===== Exercise passage
Unlike Proposition 187, a similar California initiative passed in 1994, this initiative targets only state benefits, but would do nothing to deny illegal aliens federally-mandated services, such as education and emergency medical care. Prop. 200’s backers believe that limiting themselves to state benefits will help them avoid the legal problems that led to the invalidation of most of Proposition 187.

The measure is very popular with voters, regularly winning 3-to-1 support in polls. However, it is opposed by virtually the whole of Arizona’s political and business elite, including its governor, its entire Congressional contingent, the state’s Chamber of Commerce, and its hospitals. They complain Prop. 200 will do nothing to curb illegal immigration, require a new bureaucracy to verify citizenship, and make Arizona look anti-Hispanic. [Mike Sunnucks, Scottsdale Chamber Opposing Prop. 200, Phoenix Business Journal, Oct. 4, 2004.]

One of PAN’s advisors is Virginia Abernethy, an emeritus professor at Vanderbilt who is on the advisory board of the Council of Conservative Citizens and writes for nationalist publications like The Occidental Quarterly and Middle American News. The campaign’s association with her has caused controversy. The Center for New Community, called an “anti-bigotry group” in a newspaper article, broke the news about her association with PAN in early August. “With charges of racism already swirling around [PAN],” read its report, “[PAN] has taken the surprising step of choosing a leading figure in the white supremacist movement to chair its new national advisory board.”
==========
* To do
#1 Translate this sentence from the passage on Arizona's Prop. 200 into Spanish: "The measure is very popular with voters, regularly winning 3-to-1 support in polls."
#2 Reproduce the passage on Arizona's Prop. 200 word for word from "Unlike Proposition 187, a" to "of Proposition 187.".
The listing has nothing to do with the passage on Arizona's Prop. 200.
===== Data extract
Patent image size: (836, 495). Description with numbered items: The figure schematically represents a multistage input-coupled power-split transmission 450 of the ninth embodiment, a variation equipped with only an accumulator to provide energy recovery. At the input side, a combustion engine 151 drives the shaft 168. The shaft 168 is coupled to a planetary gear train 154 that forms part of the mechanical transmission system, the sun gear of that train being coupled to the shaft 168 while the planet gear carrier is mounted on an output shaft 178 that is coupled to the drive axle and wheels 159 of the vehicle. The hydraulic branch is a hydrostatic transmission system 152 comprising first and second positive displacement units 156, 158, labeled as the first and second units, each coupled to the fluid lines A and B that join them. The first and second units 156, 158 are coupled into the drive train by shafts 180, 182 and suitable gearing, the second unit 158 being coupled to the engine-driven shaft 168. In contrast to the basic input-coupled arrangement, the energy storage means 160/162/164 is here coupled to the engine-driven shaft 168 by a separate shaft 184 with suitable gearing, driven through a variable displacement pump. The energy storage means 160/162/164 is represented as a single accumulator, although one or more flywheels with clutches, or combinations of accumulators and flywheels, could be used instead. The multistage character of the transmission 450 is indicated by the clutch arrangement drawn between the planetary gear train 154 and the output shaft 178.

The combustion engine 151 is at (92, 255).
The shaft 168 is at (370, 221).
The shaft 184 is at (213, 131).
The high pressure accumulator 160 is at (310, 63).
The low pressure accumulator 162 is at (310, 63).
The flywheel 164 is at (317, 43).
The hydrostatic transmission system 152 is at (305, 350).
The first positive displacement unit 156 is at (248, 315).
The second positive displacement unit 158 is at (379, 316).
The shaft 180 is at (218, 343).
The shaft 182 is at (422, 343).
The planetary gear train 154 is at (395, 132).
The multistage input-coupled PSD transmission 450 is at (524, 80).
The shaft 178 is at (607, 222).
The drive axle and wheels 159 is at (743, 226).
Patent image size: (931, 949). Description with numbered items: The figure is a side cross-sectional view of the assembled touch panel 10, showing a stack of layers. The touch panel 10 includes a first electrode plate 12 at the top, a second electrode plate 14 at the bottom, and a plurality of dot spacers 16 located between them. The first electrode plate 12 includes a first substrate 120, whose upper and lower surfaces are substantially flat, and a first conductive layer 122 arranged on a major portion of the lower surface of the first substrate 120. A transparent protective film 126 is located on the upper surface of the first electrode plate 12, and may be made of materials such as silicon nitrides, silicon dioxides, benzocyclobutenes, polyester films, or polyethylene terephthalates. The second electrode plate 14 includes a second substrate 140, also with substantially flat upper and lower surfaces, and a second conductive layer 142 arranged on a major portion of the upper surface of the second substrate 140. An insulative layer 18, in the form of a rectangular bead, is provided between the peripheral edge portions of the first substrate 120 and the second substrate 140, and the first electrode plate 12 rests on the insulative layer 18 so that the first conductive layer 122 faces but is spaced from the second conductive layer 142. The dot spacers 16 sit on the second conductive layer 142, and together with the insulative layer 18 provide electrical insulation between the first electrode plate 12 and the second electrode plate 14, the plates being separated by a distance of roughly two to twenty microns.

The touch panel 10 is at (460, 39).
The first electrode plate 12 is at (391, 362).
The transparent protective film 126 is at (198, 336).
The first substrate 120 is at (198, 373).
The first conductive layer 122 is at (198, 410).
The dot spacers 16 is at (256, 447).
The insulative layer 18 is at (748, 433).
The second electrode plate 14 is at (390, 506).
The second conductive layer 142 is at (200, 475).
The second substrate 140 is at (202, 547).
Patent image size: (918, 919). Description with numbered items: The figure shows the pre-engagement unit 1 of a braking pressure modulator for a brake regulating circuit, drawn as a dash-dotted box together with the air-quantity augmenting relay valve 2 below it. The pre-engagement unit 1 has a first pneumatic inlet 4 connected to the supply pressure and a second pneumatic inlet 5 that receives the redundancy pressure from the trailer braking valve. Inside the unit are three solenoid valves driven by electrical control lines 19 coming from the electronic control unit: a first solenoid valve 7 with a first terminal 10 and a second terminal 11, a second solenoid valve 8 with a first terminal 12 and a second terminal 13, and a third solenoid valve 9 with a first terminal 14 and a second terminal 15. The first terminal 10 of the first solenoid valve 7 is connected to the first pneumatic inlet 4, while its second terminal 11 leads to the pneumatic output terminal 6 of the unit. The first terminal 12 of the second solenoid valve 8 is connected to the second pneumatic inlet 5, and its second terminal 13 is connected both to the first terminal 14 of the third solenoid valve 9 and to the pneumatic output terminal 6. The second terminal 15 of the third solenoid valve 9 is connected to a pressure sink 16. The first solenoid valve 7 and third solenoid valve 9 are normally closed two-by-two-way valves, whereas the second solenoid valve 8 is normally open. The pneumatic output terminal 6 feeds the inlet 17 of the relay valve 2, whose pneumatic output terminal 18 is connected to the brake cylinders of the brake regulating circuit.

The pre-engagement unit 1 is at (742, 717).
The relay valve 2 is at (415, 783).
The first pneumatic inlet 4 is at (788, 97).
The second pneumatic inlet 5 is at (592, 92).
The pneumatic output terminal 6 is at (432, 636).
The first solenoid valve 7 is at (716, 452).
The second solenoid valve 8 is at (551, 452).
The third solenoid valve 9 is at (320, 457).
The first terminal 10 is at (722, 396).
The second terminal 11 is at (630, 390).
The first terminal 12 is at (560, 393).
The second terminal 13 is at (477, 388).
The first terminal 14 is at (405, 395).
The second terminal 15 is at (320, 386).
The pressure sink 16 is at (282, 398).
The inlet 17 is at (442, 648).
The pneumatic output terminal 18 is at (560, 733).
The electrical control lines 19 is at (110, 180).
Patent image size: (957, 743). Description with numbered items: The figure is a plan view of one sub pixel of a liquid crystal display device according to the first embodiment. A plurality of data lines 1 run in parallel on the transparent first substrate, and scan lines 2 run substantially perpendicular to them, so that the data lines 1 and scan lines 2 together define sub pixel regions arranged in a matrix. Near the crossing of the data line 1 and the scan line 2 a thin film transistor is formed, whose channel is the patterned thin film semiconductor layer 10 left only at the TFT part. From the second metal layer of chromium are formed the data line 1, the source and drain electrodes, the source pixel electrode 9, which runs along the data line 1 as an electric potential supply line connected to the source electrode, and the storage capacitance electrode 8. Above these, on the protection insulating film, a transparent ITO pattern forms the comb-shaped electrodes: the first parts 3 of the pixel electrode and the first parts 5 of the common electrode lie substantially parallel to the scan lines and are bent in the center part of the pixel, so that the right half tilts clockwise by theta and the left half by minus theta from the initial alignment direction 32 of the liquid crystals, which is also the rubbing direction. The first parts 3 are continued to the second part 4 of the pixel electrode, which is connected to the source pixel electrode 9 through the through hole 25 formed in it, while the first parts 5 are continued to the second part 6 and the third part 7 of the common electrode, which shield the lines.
==========
* Response list
#1 La medida es muy popular entre los votantes y regularmente obtiene un apoyo de 3 a 1 en las encuestas.

#2
Unlike Proposition 187, a similar California initiative passed in 1994, this initiative targets only state benefits, but would do nothing to deny illegal aliens federally-mandated services, such as education and emergency medical care. Prop. 200’s backers believe that limiting themselves to state benefits will help them avoid the legal problems that led to the invalidation of most of Proposition 187.